__Required work__:
Identify, in the records below, every line where the string "symbol" appears, and copy each such line.

__Information supplied__:
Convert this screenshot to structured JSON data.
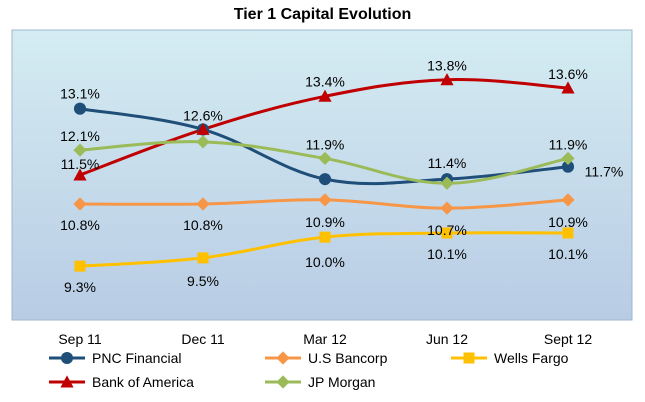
{
  "chart_data": {
    "type": "line",
    "title": "Tier 1 Capital Evolution",
    "categories": [
      "Sep 11",
      "Dec 11",
      "Mar 12",
      "Jun 12",
      "Sept 12"
    ],
    "ylim": [
      8,
      15
    ],
    "grid": false,
    "legend_position": "bottom",
    "series": [
      {
        "name": "PNC Financial",
        "color": "#1f4e79",
        "marker": "circle",
        "values": [
          13.1,
          12.6,
          11.4,
          11.4,
          11.7
        ],
        "labels": [
          "13.1%",
          "12.6%",
          "",
          "11.4%",
          "11.7%"
        ]
      },
      {
        "name": "U.S Bancorp",
        "color": "#f79646",
        "marker": "diamond",
        "values": [
          10.8,
          10.8,
          10.9,
          10.7,
          10.9
        ],
        "labels": [
          "10.8%",
          "10.8%",
          "10.9%",
          "10.7%",
          "10.9%"
        ]
      },
      {
        "name": "Wells Fargo",
        "color": "#ffc000",
        "marker": "square",
        "values": [
          9.3,
          9.5,
          10.0,
          10.1,
          10.1
        ],
        "labels": [
          "9.3%",
          "9.5%",
          "10.0%",
          "10.1%",
          "10.1%"
        ]
      },
      {
        "name": "Bank of America",
        "color": "#c00000",
        "marker": "triangle",
        "values": [
          11.5,
          12.6,
          13.4,
          13.8,
          13.6
        ],
        "labels": [
          "11.5%",
          "",
          "13.4%",
          "13.8%",
          "13.6%"
        ]
      },
      {
        "name": "JP Morgan",
        "color": "#9bbb59",
        "marker": "diamond",
        "values": [
          12.1,
          12.3,
          11.9,
          11.3,
          11.9
        ],
        "labels": [
          "12.1%",
          "",
          "11.9%",
          "",
          "11.9%"
        ]
      }
    ]
  }
}
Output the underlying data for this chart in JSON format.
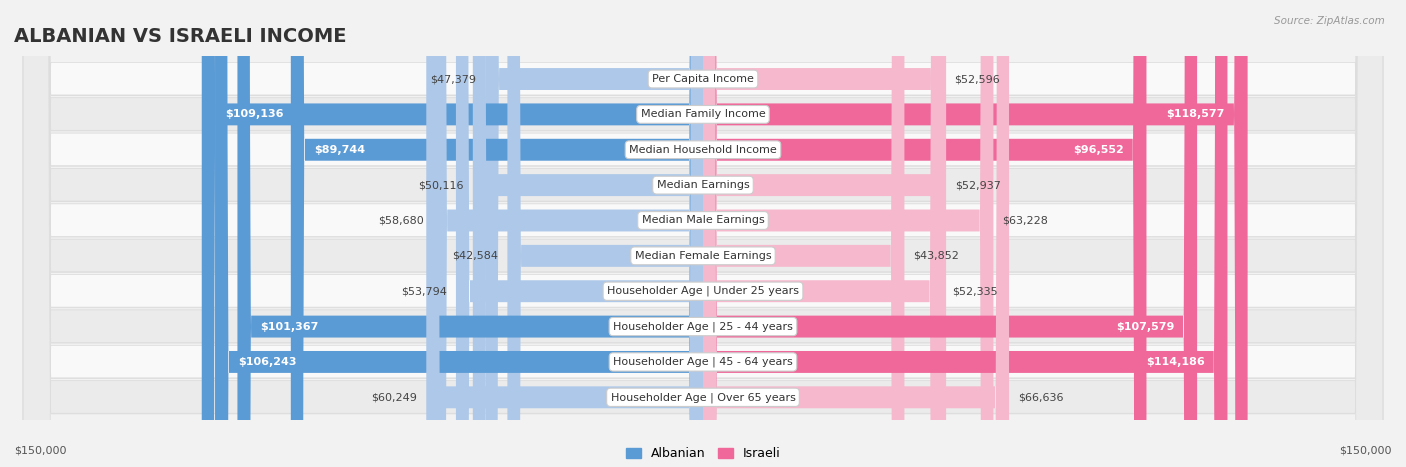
{
  "title": "ALBANIAN VS ISRAELI INCOME",
  "source": "Source: ZipAtlas.com",
  "categories": [
    "Per Capita Income",
    "Median Family Income",
    "Median Household Income",
    "Median Earnings",
    "Median Male Earnings",
    "Median Female Earnings",
    "Householder Age | Under 25 years",
    "Householder Age | 25 - 44 years",
    "Householder Age | 45 - 64 years",
    "Householder Age | Over 65 years"
  ],
  "albanian_values": [
    47379,
    109136,
    89744,
    50116,
    58680,
    42584,
    53794,
    101367,
    106243,
    60249
  ],
  "israeli_values": [
    52596,
    118577,
    96552,
    52937,
    63228,
    43852,
    52335,
    107579,
    114186,
    66636
  ],
  "albanian_labels": [
    "$47,379",
    "$109,136",
    "$89,744",
    "$50,116",
    "$58,680",
    "$42,584",
    "$53,794",
    "$101,367",
    "$106,243",
    "$60,249"
  ],
  "israeli_labels": [
    "$52,596",
    "$118,577",
    "$96,552",
    "$52,937",
    "$63,228",
    "$43,852",
    "$52,335",
    "$107,579",
    "$114,186",
    "$66,636"
  ],
  "albanian_color_light": "#adc8e8",
  "albanian_color_dark": "#5b9bd5",
  "israeli_color_light": "#f5b8cc",
  "israeli_color_dark": "#f0679a",
  "max_value": 150000,
  "bar_height": 0.62,
  "background_color": "#f2f2f2",
  "row_bg_odd": "#f9f9f9",
  "row_bg_even": "#ebebeb",
  "legend_albanian": "Albanian",
  "legend_israeli": "Israeli",
  "xlabel_left": "$150,000",
  "xlabel_right": "$150,000",
  "threshold": 75000,
  "title_fontsize": 14,
  "label_fontsize": 8,
  "cat_fontsize": 8
}
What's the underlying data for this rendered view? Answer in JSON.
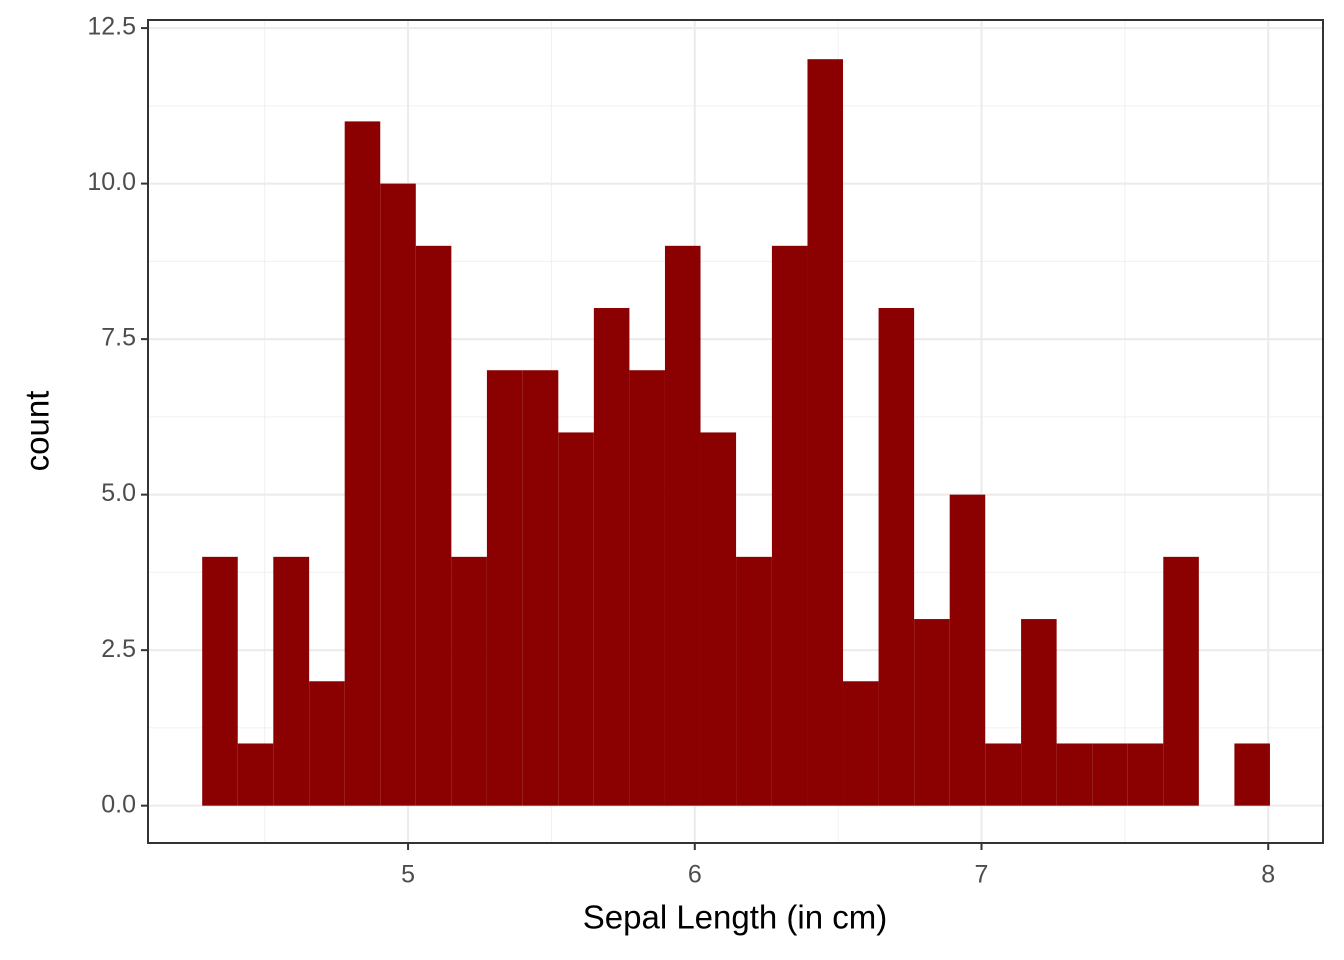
{
  "chart_data": {
    "type": "histogram",
    "x_label": "Sepal Length (in cm)",
    "y_label": "count",
    "bins": [
      4.282,
      4.406,
      4.53,
      4.655,
      4.779,
      4.903,
      5.027,
      5.151,
      5.275,
      5.4,
      5.524,
      5.648,
      5.772,
      5.896,
      6.02,
      6.144,
      6.269,
      6.393,
      6.517,
      6.641,
      6.765,
      6.889,
      7.013,
      7.138,
      7.262,
      7.386,
      7.51,
      7.634,
      7.758,
      7.882,
      8.006
    ],
    "values": [
      4,
      1,
      4,
      2,
      11,
      10,
      9,
      4,
      7,
      7,
      6,
      8,
      7,
      9,
      6,
      4,
      9,
      12,
      2,
      8,
      3,
      5,
      1,
      3,
      1,
      1,
      1,
      4,
      0,
      1
    ],
    "color": "#8b0000",
    "xlim": [
      4.093,
      8.191
    ],
    "ylim": [
      -0.6,
      12.63
    ],
    "xticks": [
      5,
      6,
      7,
      8
    ],
    "yticks": [
      {
        "value": 0,
        "label": "0.0"
      },
      {
        "value": 2.5,
        "label": "2.5"
      },
      {
        "value": 5,
        "label": "5.0"
      },
      {
        "value": 7.5,
        "label": "7.5"
      },
      {
        "value": 10,
        "label": "10.0"
      },
      {
        "value": 12.5,
        "label": "12.5"
      }
    ],
    "minor_xticks": [
      4.5,
      5.5,
      6.5,
      7.5
    ],
    "minor_yticks": [
      1.25,
      3.75,
      6.25,
      8.75,
      11.25
    ],
    "grid": true
  }
}
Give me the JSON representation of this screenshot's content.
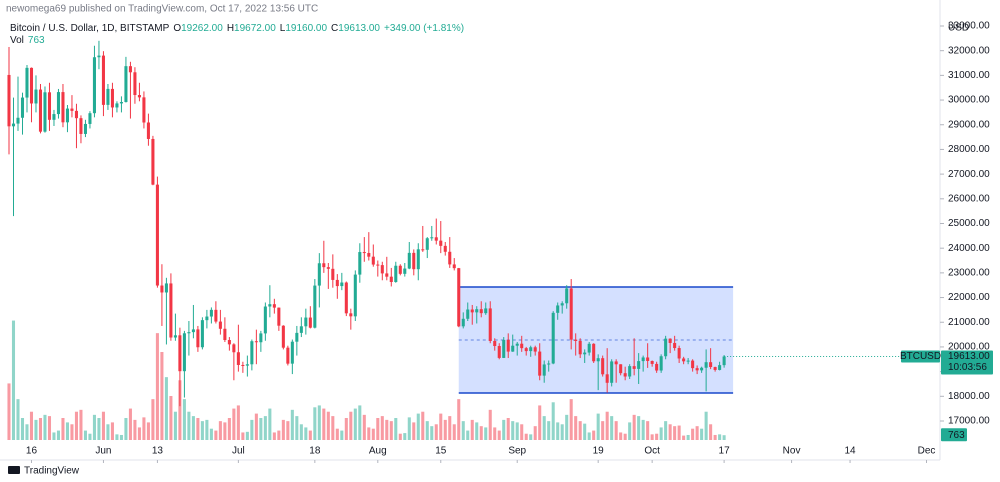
{
  "chart_data": {
    "type": "candlestick",
    "publisher": "newomega69 published on TradingView.com, Oct 17, 2022 13:56 UTC",
    "symbol": "Bitcoin / U.S. Dollar, 1D, BITSTAMP",
    "ohlc_header": [
      {
        "key": "O",
        "value": "19262.00"
      },
      {
        "key": "H",
        "value": "19672.00"
      },
      {
        "key": "L",
        "value": "19160.00"
      },
      {
        "key": "C",
        "value": "19613.00"
      }
    ],
    "change": "+349.00 (+1.81%)",
    "volume_key": "Vol",
    "volume_value": "763",
    "y_axis_title": "USD",
    "logo": "TradingView",
    "up_color": "#22ab94",
    "down_color": "#f23645",
    "box_color": "#2962ff",
    "grid": false,
    "x": [
      "2022-05-11",
      "2022-05-12",
      "2022-05-13",
      "2022-05-14",
      "2022-05-15",
      "2022-05-16",
      "2022-05-17",
      "2022-05-18",
      "2022-05-19",
      "2022-05-20",
      "2022-05-21",
      "2022-05-22",
      "2022-05-23",
      "2022-05-24",
      "2022-05-25",
      "2022-05-26",
      "2022-05-27",
      "2022-05-28",
      "2022-05-29",
      "2022-05-30",
      "2022-05-31",
      "2022-06-01",
      "2022-06-02",
      "2022-06-03",
      "2022-06-04",
      "2022-06-05",
      "2022-06-06",
      "2022-06-07",
      "2022-06-08",
      "2022-06-09",
      "2022-06-10",
      "2022-06-11",
      "2022-06-12",
      "2022-06-13",
      "2022-06-14",
      "2022-06-15",
      "2022-06-16",
      "2022-06-17",
      "2022-06-18",
      "2022-06-19",
      "2022-06-20",
      "2022-06-21",
      "2022-06-22",
      "2022-06-23",
      "2022-06-24",
      "2022-06-25",
      "2022-06-26",
      "2022-06-27",
      "2022-06-28",
      "2022-06-29",
      "2022-06-30",
      "2022-07-01",
      "2022-07-02",
      "2022-07-03",
      "2022-07-04",
      "2022-07-05",
      "2022-07-06",
      "2022-07-07",
      "2022-07-08",
      "2022-07-09",
      "2022-07-10",
      "2022-07-11",
      "2022-07-12",
      "2022-07-13",
      "2022-07-14",
      "2022-07-15",
      "2022-07-16",
      "2022-07-17",
      "2022-07-18",
      "2022-07-19",
      "2022-07-20",
      "2022-07-21",
      "2022-07-22",
      "2022-07-23",
      "2022-07-24",
      "2022-07-25",
      "2022-07-26",
      "2022-07-27",
      "2022-07-28",
      "2022-07-29",
      "2022-07-30",
      "2022-07-31",
      "2022-08-01",
      "2022-08-02",
      "2022-08-03",
      "2022-08-04",
      "2022-08-05",
      "2022-08-06",
      "2022-08-07",
      "2022-08-08",
      "2022-08-09",
      "2022-08-10",
      "2022-08-11",
      "2022-08-12",
      "2022-08-13",
      "2022-08-14",
      "2022-08-15",
      "2022-08-16",
      "2022-08-17",
      "2022-08-18",
      "2022-08-19",
      "2022-08-20",
      "2022-08-21",
      "2022-08-22",
      "2022-08-23",
      "2022-08-24",
      "2022-08-25",
      "2022-08-26",
      "2022-08-27",
      "2022-08-28",
      "2022-08-29",
      "2022-08-30",
      "2022-08-31",
      "2022-09-01",
      "2022-09-02",
      "2022-09-03",
      "2022-09-04",
      "2022-09-05",
      "2022-09-06",
      "2022-09-07",
      "2022-09-08",
      "2022-09-09",
      "2022-09-10",
      "2022-09-11",
      "2022-09-12",
      "2022-09-13",
      "2022-09-14",
      "2022-09-15",
      "2022-09-16",
      "2022-09-17",
      "2022-09-18",
      "2022-09-19",
      "2022-09-20",
      "2022-09-21",
      "2022-09-22",
      "2022-09-23",
      "2022-09-24",
      "2022-09-25",
      "2022-09-26",
      "2022-09-27",
      "2022-09-28",
      "2022-09-29",
      "2022-09-30",
      "2022-10-01",
      "2022-10-02",
      "2022-10-03",
      "2022-10-04",
      "2022-10-05",
      "2022-10-06",
      "2022-10-07",
      "2022-10-08",
      "2022-10-09",
      "2022-10-10",
      "2022-10-11",
      "2022-10-12",
      "2022-10-13",
      "2022-10-14",
      "2022-10-15",
      "2022-10-16",
      "2022-10-17"
    ],
    "open": [
      31017,
      28936,
      29047,
      29283,
      30101,
      31305,
      29862,
      30425,
      28720,
      30314,
      29200,
      29432,
      30323,
      29098,
      29655,
      29562,
      29267,
      28627,
      29032,
      29468,
      31734,
      31801,
      29805,
      30452,
      29700,
      29864,
      29920,
      31373,
      31125,
      30204,
      30109,
      29091,
      28424,
      26574,
      22487,
      22206,
      22572,
      20381,
      20471,
      19017,
      20553,
      20599,
      20710,
      19987,
      21085,
      21231,
      21502,
      21027,
      20735,
      20280,
      20104,
      19784,
      19269,
      19243,
      19297,
      20231,
      20190,
      20548,
      21637,
      21731,
      21592,
      20860,
      19970,
      19323,
      20212,
      20569,
      20836,
      21190,
      20779,
      22485,
      23389,
      23231,
      23164,
      22714,
      22465,
      22609,
      21361,
      21239,
      22930,
      23843,
      23804,
      23656,
      23336,
      23314,
      22978,
      22846,
      22630,
      23289,
      22961,
      23175,
      23810,
      23149,
      23954,
      23934,
      24403,
      24441,
      24305,
      24094,
      23854,
      23342,
      23191,
      20834,
      21140,
      21516,
      21400,
      21529,
      21368,
      21560,
      20241,
      20037,
      19555,
      20285,
      19811,
      20050,
      20131,
      19951,
      19831,
      19986,
      19812,
      18837,
      19290,
      19329,
      21381,
      21680,
      21769,
      22370,
      20296,
      20241,
      19701,
      19772,
      20127,
      19419,
      19544,
      18891,
      18547,
      19413,
      19297,
      18937,
      18802,
      19222,
      19110,
      19426,
      19573,
      19431,
      19312,
      19044,
      19623,
      20336,
      20160,
      19955,
      19532,
      19417,
      19446,
      19141,
      19051,
      19157,
      19382,
      19185,
      19068,
      19262
    ],
    "high": [
      32150,
      30100,
      30950,
      30300,
      31420,
      31320,
      31000,
      30650,
      30550,
      30700,
      29600,
      30450,
      30650,
      29800,
      30200,
      29850,
      29380,
      29200,
      29550,
      32200,
      32400,
      31980,
      30650,
      30700,
      29950,
      30150,
      31750,
      31550,
      31330,
      30700,
      30350,
      29450,
      28550,
      26900,
      23350,
      22800,
      22980,
      21350,
      20780,
      20650,
      21050,
      21700,
      20850,
      21200,
      21500,
      21600,
      21850,
      21500,
      21200,
      20400,
      20150,
      20900,
      19400,
      19650,
      20300,
      20700,
      20650,
      21800,
      22500,
      21950,
      21600,
      20880,
      20050,
      20300,
      20850,
      21200,
      21550,
      21650,
      22750,
      23800,
      24300,
      23400,
      23750,
      22950,
      23000,
      22650,
      21550,
      23100,
      24200,
      24450,
      24650,
      24150,
      23500,
      23450,
      23650,
      23200,
      23450,
      23350,
      23400,
      24250,
      23950,
      24200,
      24900,
      24450,
      24900,
      25200,
      25100,
      24250,
      24450,
      23600,
      23200,
      21400,
      21800,
      21700,
      21650,
      21850,
      21800,
      21850,
      20350,
      20150,
      20400,
      20550,
      20500,
      20200,
      20450,
      20000,
      20050,
      20050,
      20150,
      19450,
      19450,
      21450,
      21800,
      21850,
      22500,
      22750,
      20550,
      20350,
      19900,
      20200,
      20150,
      19700,
      19650,
      19950,
      19500,
      19500,
      19300,
      19200,
      19300,
      20350,
      19750,
      19650,
      20150,
      19450,
      19400,
      19700,
      20450,
      20350,
      20450,
      20050,
      19600,
      19550,
      19500,
      19250,
      19200,
      19900,
      19950,
      19200,
      19400,
      19672
    ],
    "low": [
      27800,
      25300,
      28750,
      28600,
      29500,
      29100,
      29500,
      28650,
      28680,
      28750,
      28950,
      29250,
      28900,
      28700,
      29300,
      28050,
      28250,
      28500,
      28850,
      29300,
      31250,
      29350,
      29600,
      29300,
      29500,
      29500,
      29900,
      29250,
      29850,
      29950,
      28850,
      28150,
      26550,
      22400,
      20850,
      20100,
      20250,
      20250,
      17600,
      17950,
      19650,
      20350,
      19800,
      19900,
      20750,
      20950,
      20950,
      20500,
      20200,
      19850,
      18650,
      19000,
      18950,
      18800,
      19050,
      19300,
      19800,
      20250,
      21200,
      21350,
      20650,
      19900,
      19250,
      18900,
      19650,
      20400,
      20500,
      20750,
      20750,
      21600,
      23000,
      22350,
      22400,
      21950,
      22300,
      21250,
      20700,
      21050,
      22600,
      23450,
      23500,
      23250,
      22850,
      22700,
      22700,
      22450,
      22600,
      22900,
      22850,
      23150,
      22900,
      22700,
      23850,
      23600,
      24300,
      24150,
      23800,
      23700,
      23200,
      23100,
      20800,
      20750,
      21050,
      20900,
      20950,
      21200,
      21300,
      20150,
      19850,
      19500,
      19550,
      19550,
      19800,
      19650,
      19800,
      19650,
      19600,
      19650,
      18650,
      18550,
      19000,
      19300,
      21100,
      21350,
      21550,
      19900,
      19650,
      19550,
      19350,
      19650,
      19350,
      18250,
      18800,
      18150,
      18400,
      18550,
      18850,
      18650,
      18700,
      18850,
      18500,
      19000,
      19150,
      19200,
      18950,
      18950,
      19500,
      19750,
      19850,
      19350,
      19300,
      19300,
      19000,
      18900,
      18950,
      18200,
      19100,
      19000,
      19050,
      19160
    ],
    "close": [
      28936,
      29047,
      29283,
      30101,
      31305,
      29862,
      30425,
      28720,
      30314,
      29200,
      29432,
      30323,
      29098,
      29655,
      29562,
      29267,
      28627,
      29032,
      29468,
      31734,
      31801,
      29805,
      30452,
      29700,
      29864,
      29920,
      31373,
      31125,
      30204,
      30109,
      29091,
      28424,
      26574,
      22487,
      22206,
      22572,
      20381,
      20471,
      19017,
      20553,
      20599,
      20710,
      19987,
      21085,
      21231,
      21502,
      21027,
      20735,
      20280,
      20104,
      19784,
      19269,
      19243,
      19297,
      20231,
      20190,
      20548,
      21637,
      21731,
      21592,
      20860,
      19970,
      19323,
      20212,
      20569,
      20836,
      21190,
      20779,
      22485,
      23389,
      23231,
      23164,
      22714,
      22465,
      22609,
      21361,
      21239,
      22930,
      23843,
      23804,
      23656,
      23336,
      23314,
      22978,
      22846,
      22630,
      23289,
      22961,
      23175,
      23810,
      23149,
      23954,
      23934,
      24403,
      24441,
      24305,
      24094,
      23854,
      23342,
      23191,
      20834,
      21140,
      21516,
      21400,
      21529,
      21368,
      21560,
      20241,
      20037,
      19555,
      20285,
      19811,
      20050,
      20131,
      19951,
      19831,
      19986,
      19812,
      18837,
      19290,
      19329,
      21381,
      21680,
      21769,
      22370,
      20296,
      20241,
      19701,
      19772,
      20127,
      19419,
      19544,
      18891,
      18547,
      19413,
      19297,
      18937,
      18802,
      19222,
      19110,
      19426,
      19573,
      19431,
      19312,
      19044,
      19623,
      20336,
      20160,
      19955,
      19532,
      19417,
      19446,
      19141,
      19051,
      19157,
      19382,
      19185,
      19068,
      19262,
      19613
    ],
    "volume": [
      9000,
      19000,
      6500,
      3500,
      2500,
      4500,
      3200,
      3500,
      4000,
      3800,
      1200,
      1500,
      3500,
      2800,
      2500,
      4500,
      4800,
      1500,
      1000,
      4000,
      3500,
      4500,
      2500,
      2800,
      900,
      800,
      3500,
      5000,
      3200,
      2000,
      3600,
      2800,
      6500,
      17000,
      14000,
      10000,
      7000,
      4500,
      9500,
      6500,
      4500,
      3800,
      3500,
      3000,
      3200,
      1800,
      1500,
      3000,
      2800,
      3500,
      5000,
      5500,
      1200,
      1300,
      3200,
      4200,
      3500,
      3800,
      5000,
      1200,
      1500,
      3200,
      3000,
      4800,
      3800,
      2500,
      2000,
      1500,
      5200,
      5500,
      5000,
      4500,
      3800,
      1800,
      1500,
      3500,
      4500,
      5000,
      5500,
      4000,
      2000,
      1800,
      3500,
      3800,
      3200,
      3000,
      3500,
      1000,
      1100,
      3600,
      2800,
      4200,
      4500,
      3000,
      2200,
      2500,
      4200,
      3200,
      3800,
      2500,
      6500,
      3000,
      1500,
      3200,
      2800,
      2200,
      2000,
      4800,
      2000,
      1500,
      3200,
      3500,
      3000,
      2800,
      2500,
      1000,
      900,
      2200,
      5500,
      3800,
      3000,
      6000,
      2800,
      2500,
      4000,
      6500,
      3800,
      3000,
      2600,
      1200,
      1500,
      4200,
      3000,
      4500,
      3800,
      3000,
      1200,
      1000,
      2800,
      4000,
      3800,
      3200,
      3000,
      900,
      1000,
      2000,
      3000,
      2500,
      2200,
      2300,
      700,
      800,
      1800,
      2200,
      1800,
      4500,
      2500,
      800,
      900,
      763
    ],
    "xlim": [
      "2022-05-09",
      "2022-12-04"
    ],
    "xticks": [
      {
        "value": "2022-05-16",
        "label": "16"
      },
      {
        "value": "2022-06-01",
        "label": "Jun"
      },
      {
        "value": "2022-06-13",
        "label": "13"
      },
      {
        "value": "2022-07-01",
        "label": "Jul"
      },
      {
        "value": "2022-07-18",
        "label": "18"
      },
      {
        "value": "2022-08-01",
        "label": "Aug"
      },
      {
        "value": "2022-08-15",
        "label": "15"
      },
      {
        "value": "2022-09-01",
        "label": "Sep"
      },
      {
        "value": "2022-09-19",
        "label": "19"
      },
      {
        "value": "2022-10-01",
        "label": "Oct"
      },
      {
        "value": "2022-10-17",
        "label": "17"
      },
      {
        "value": "2022-11-01",
        "label": "Nov"
      },
      {
        "value": "2022-11-14",
        "label": "14"
      },
      {
        "value": "2022-12-01",
        "label": "Dec"
      }
    ],
    "ylim": [
      16230,
      34053
    ],
    "yticks": [
      {
        "value": 17000,
        "label": "17000.00"
      },
      {
        "value": 18000,
        "label": "18000.00"
      },
      {
        "value": 19000,
        "label": "19000.00"
      },
      {
        "value": 20000,
        "label": "20000.00"
      },
      {
        "value": 21000,
        "label": "21000.00"
      },
      {
        "value": 22000,
        "label": "22000.00"
      },
      {
        "value": 23000,
        "label": "23000.00"
      },
      {
        "value": 24000,
        "label": "24000.00"
      },
      {
        "value": 25000,
        "label": "25000.00"
      },
      {
        "value": 26000,
        "label": "26000.00"
      },
      {
        "value": 27000,
        "label": "27000.00"
      },
      {
        "value": 28000,
        "label": "28000.00"
      },
      {
        "value": 29000,
        "label": "29000.00"
      },
      {
        "value": 30000,
        "label": "30000.00"
      },
      {
        "value": 31000,
        "label": "31000.00"
      },
      {
        "value": 32000,
        "label": "32000.00"
      },
      {
        "value": 33000,
        "label": "33000.00"
      }
    ],
    "y2lim": [
      0,
      70000
    ],
    "range_box": {
      "x0": "2022-08-19",
      "x1": "2022-10-19",
      "y0": 18136,
      "y1": 22429
    },
    "last_price": {
      "symbol": "BTCUSD",
      "label": "19613.00",
      "countdown": "10:03:56"
    },
    "volume_label": "763"
  }
}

__Finished task__:
    "symbol": "Bitcoin / U.S. Dollar, 1D, BITSTAMP",
      "symbol": "BTCUSD",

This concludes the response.